_Exercise objective_
Reproduce the records below exactly as given.

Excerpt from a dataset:
........
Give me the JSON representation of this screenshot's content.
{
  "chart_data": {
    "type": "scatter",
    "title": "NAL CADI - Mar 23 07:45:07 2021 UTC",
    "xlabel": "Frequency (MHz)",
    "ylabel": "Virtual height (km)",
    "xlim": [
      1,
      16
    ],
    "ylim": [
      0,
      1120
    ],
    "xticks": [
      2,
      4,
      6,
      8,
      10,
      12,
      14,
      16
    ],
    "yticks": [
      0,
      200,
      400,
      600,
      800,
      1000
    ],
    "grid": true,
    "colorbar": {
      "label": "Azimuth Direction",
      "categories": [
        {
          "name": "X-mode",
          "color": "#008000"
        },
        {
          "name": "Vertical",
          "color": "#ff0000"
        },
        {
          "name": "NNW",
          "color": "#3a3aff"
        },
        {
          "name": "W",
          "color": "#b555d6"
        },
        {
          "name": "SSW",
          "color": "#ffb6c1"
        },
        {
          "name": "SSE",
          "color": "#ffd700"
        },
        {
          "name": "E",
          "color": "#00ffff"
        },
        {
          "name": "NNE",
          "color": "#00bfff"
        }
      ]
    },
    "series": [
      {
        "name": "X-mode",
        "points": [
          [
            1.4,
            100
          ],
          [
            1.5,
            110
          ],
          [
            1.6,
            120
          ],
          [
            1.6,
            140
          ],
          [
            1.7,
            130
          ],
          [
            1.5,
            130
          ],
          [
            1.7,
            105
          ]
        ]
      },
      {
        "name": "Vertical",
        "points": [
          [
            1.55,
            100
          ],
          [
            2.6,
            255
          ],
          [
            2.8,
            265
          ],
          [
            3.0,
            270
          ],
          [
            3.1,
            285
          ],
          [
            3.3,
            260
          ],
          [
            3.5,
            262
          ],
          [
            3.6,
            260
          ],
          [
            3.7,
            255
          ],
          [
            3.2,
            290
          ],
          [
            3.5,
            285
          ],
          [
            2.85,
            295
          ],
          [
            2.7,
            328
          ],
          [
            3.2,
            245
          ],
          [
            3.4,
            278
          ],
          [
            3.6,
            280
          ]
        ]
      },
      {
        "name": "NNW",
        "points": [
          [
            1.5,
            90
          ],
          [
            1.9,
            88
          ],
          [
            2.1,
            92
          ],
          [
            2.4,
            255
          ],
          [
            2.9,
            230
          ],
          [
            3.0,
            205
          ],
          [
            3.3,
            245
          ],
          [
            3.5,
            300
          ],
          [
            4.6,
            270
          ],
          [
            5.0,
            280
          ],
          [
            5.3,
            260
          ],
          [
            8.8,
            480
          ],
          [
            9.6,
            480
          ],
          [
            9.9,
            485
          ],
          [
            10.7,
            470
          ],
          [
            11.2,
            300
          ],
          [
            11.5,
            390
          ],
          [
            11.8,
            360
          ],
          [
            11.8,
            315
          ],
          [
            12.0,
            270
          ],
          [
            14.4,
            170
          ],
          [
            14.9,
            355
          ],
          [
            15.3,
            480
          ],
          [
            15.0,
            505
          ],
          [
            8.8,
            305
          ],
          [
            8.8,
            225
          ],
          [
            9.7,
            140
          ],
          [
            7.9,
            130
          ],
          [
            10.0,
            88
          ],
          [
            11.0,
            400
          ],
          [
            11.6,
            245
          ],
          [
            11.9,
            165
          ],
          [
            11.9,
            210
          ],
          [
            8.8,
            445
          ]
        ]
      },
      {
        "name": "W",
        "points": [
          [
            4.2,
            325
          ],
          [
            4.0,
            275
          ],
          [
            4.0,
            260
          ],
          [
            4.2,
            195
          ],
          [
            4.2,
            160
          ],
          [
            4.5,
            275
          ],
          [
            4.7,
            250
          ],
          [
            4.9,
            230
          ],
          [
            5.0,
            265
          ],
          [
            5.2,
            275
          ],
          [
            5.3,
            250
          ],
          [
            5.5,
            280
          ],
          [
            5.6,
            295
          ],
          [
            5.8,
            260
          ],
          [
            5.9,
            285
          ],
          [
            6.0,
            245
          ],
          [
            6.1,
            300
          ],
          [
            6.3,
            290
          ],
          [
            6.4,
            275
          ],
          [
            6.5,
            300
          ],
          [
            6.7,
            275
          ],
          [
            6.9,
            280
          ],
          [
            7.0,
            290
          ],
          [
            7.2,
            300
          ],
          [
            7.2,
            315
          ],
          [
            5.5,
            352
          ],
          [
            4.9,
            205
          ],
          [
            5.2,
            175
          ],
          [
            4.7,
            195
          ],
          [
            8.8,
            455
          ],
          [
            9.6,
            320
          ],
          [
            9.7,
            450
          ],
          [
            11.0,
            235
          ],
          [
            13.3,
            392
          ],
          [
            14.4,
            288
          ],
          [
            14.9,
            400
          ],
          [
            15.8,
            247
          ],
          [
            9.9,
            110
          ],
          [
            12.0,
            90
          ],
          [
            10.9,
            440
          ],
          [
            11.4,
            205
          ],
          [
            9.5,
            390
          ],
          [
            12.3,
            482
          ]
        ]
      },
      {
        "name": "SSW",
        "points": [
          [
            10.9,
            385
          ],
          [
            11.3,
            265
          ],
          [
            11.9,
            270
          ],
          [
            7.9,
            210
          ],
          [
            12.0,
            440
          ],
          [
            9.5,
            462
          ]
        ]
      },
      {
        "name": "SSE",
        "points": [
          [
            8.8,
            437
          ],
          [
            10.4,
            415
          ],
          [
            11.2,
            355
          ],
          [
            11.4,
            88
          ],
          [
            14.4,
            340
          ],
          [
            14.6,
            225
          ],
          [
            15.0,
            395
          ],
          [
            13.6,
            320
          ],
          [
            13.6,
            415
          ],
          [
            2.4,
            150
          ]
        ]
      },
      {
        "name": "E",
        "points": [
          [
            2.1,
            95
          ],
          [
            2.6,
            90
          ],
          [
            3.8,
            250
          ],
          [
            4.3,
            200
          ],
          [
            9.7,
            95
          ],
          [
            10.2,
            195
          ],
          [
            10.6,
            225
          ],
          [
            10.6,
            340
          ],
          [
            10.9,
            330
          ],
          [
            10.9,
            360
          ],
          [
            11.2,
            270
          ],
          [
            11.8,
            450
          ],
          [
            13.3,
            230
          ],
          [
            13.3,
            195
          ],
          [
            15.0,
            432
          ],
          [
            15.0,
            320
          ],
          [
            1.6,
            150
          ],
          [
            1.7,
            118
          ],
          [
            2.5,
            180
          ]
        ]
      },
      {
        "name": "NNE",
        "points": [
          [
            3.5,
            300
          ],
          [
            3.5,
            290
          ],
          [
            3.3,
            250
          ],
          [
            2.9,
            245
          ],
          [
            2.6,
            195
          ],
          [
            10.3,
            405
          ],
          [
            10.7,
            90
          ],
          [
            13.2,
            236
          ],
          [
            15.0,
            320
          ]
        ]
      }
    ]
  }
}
........
_Exercise output_
Give me the JSON representation of this screenshot's content.
{
  "chart_data": {
    "type": "scatter",
    "title": "NAL CADI - Mar 23 07:45:07 2021 UTC",
    "xlabel": "Frequency (MHz)",
    "ylabel": "Virtual height (km)",
    "xlim": [
      1,
      16
    ],
    "ylim": [
      0,
      1120
    ],
    "xticks": [
      2,
      4,
      6,
      8,
      10,
      12,
      14,
      16
    ],
    "yticks": [
      0,
      200,
      400,
      600,
      800,
      1000
    ],
    "grid": true,
    "colorbar": {
      "label": "Azimuth Direction",
      "categories": [
        {
          "name": "X-mode",
          "color": "#008000"
        },
        {
          "name": "Vertical",
          "color": "#ff0000"
        },
        {
          "name": "NNW",
          "color": "#3a3aff"
        },
        {
          "name": "W",
          "color": "#b555d6"
        },
        {
          "name": "SSW",
          "color": "#ffb6c1"
        },
        {
          "name": "SSE",
          "color": "#ffd700"
        },
        {
          "name": "E",
          "color": "#00ffff"
        },
        {
          "name": "NNE",
          "color": "#00bfff"
        }
      ]
    },
    "series": [
      {
        "name": "X-mode",
        "points": [
          [
            1.4,
            100
          ],
          [
            1.5,
            110
          ],
          [
            1.6,
            120
          ],
          [
            1.6,
            140
          ],
          [
            1.7,
            130
          ],
          [
            1.5,
            130
          ],
          [
            1.7,
            105
          ]
        ]
      },
      {
        "name": "Vertical",
        "points": [
          [
            1.55,
            100
          ],
          [
            2.6,
            255
          ],
          [
            2.8,
            265
          ],
          [
            3.0,
            270
          ],
          [
            3.1,
            285
          ],
          [
            3.3,
            260
          ],
          [
            3.5,
            262
          ],
          [
            3.6,
            260
          ],
          [
            3.7,
            255
          ],
          [
            3.2,
            290
          ],
          [
            3.5,
            285
          ],
          [
            2.85,
            295
          ],
          [
            2.7,
            328
          ],
          [
            3.2,
            245
          ],
          [
            3.4,
            278
          ],
          [
            3.6,
            280
          ]
        ]
      },
      {
        "name": "NNW",
        "points": [
          [
            1.5,
            90
          ],
          [
            1.9,
            88
          ],
          [
            2.1,
            92
          ],
          [
            2.4,
            255
          ],
          [
            2.9,
            230
          ],
          [
            3.0,
            205
          ],
          [
            3.3,
            245
          ],
          [
            3.5,
            300
          ],
          [
            4.6,
            270
          ],
          [
            5.0,
            280
          ],
          [
            5.3,
            260
          ],
          [
            8.8,
            480
          ],
          [
            9.6,
            480
          ],
          [
            9.9,
            485
          ],
          [
            10.7,
            470
          ],
          [
            11.2,
            300
          ],
          [
            11.5,
            390
          ],
          [
            11.8,
            360
          ],
          [
            11.8,
            315
          ],
          [
            12.0,
            270
          ],
          [
            14.4,
            170
          ],
          [
            14.9,
            355
          ],
          [
            15.3,
            480
          ],
          [
            15.0,
            505
          ],
          [
            8.8,
            305
          ],
          [
            8.8,
            225
          ],
          [
            9.7,
            140
          ],
          [
            7.9,
            130
          ],
          [
            10.0,
            88
          ],
          [
            11.0,
            400
          ],
          [
            11.6,
            245
          ],
          [
            11.9,
            165
          ],
          [
            11.9,
            210
          ],
          [
            8.8,
            445
          ]
        ]
      },
      {
        "name": "W",
        "points": [
          [
            4.2,
            325
          ],
          [
            4.0,
            275
          ],
          [
            4.0,
            260
          ],
          [
            4.2,
            195
          ],
          [
            4.2,
            160
          ],
          [
            4.5,
            275
          ],
          [
            4.7,
            250
          ],
          [
            4.9,
            230
          ],
          [
            5.0,
            265
          ],
          [
            5.2,
            275
          ],
          [
            5.3,
            250
          ],
          [
            5.5,
            280
          ],
          [
            5.6,
            295
          ],
          [
            5.8,
            260
          ],
          [
            5.9,
            285
          ],
          [
            6.0,
            245
          ],
          [
            6.1,
            300
          ],
          [
            6.3,
            290
          ],
          [
            6.4,
            275
          ],
          [
            6.5,
            300
          ],
          [
            6.7,
            275
          ],
          [
            6.9,
            280
          ],
          [
            7.0,
            290
          ],
          [
            7.2,
            300
          ],
          [
            7.2,
            315
          ],
          [
            5.5,
            352
          ],
          [
            4.9,
            205
          ],
          [
            5.2,
            175
          ],
          [
            4.7,
            195
          ],
          [
            8.8,
            455
          ],
          [
            9.6,
            320
          ],
          [
            9.7,
            450
          ],
          [
            11.0,
            235
          ],
          [
            13.3,
            392
          ],
          [
            14.4,
            288
          ],
          [
            14.9,
            400
          ],
          [
            15.8,
            247
          ],
          [
            9.9,
            110
          ],
          [
            12.0,
            90
          ],
          [
            10.9,
            440
          ],
          [
            11.4,
            205
          ],
          [
            9.5,
            390
          ],
          [
            12.3,
            482
          ]
        ]
      },
      {
        "name": "SSW",
        "points": [
          [
            10.9,
            385
          ],
          [
            11.3,
            265
          ],
          [
            11.9,
            270
          ],
          [
            7.9,
            210
          ],
          [
            12.0,
            440
          ],
          [
            9.5,
            462
          ]
        ]
      },
      {
        "name": "SSE",
        "points": [
          [
            8.8,
            437
          ],
          [
            10.4,
            415
          ],
          [
            11.2,
            355
          ],
          [
            11.4,
            88
          ],
          [
            14.4,
            340
          ],
          [
            14.6,
            225
          ],
          [
            15.0,
            395
          ],
          [
            13.6,
            320
          ],
          [
            13.6,
            415
          ],
          [
            2.4,
            150
          ]
        ]
      },
      {
        "name": "E",
        "points": [
          [
            2.1,
            95
          ],
          [
            2.6,
            90
          ],
          [
            3.8,
            250
          ],
          [
            4.3,
            200
          ],
          [
            9.7,
            95
          ],
          [
            10.2,
            195
          ],
          [
            10.6,
            225
          ],
          [
            10.6,
            340
          ],
          [
            10.9,
            330
          ],
          [
            10.9,
            360
          ],
          [
            11.2,
            270
          ],
          [
            11.8,
            450
          ],
          [
            13.3,
            230
          ],
          [
            13.3,
            195
          ],
          [
            15.0,
            432
          ],
          [
            15.0,
            320
          ],
          [
            1.6,
            150
          ],
          [
            1.7,
            118
          ],
          [
            2.5,
            180
          ]
        ]
      },
      {
        "name": "NNE",
        "points": [
          [
            3.5,
            300
          ],
          [
            3.5,
            290
          ],
          [
            3.3,
            250
          ],
          [
            2.9,
            245
          ],
          [
            2.6,
            195
          ],
          [
            10.3,
            405
          ],
          [
            10.7,
            90
          ],
          [
            13.2,
            236
          ],
          [
            15.0,
            320
          ]
        ]
      }
    ]
  }
}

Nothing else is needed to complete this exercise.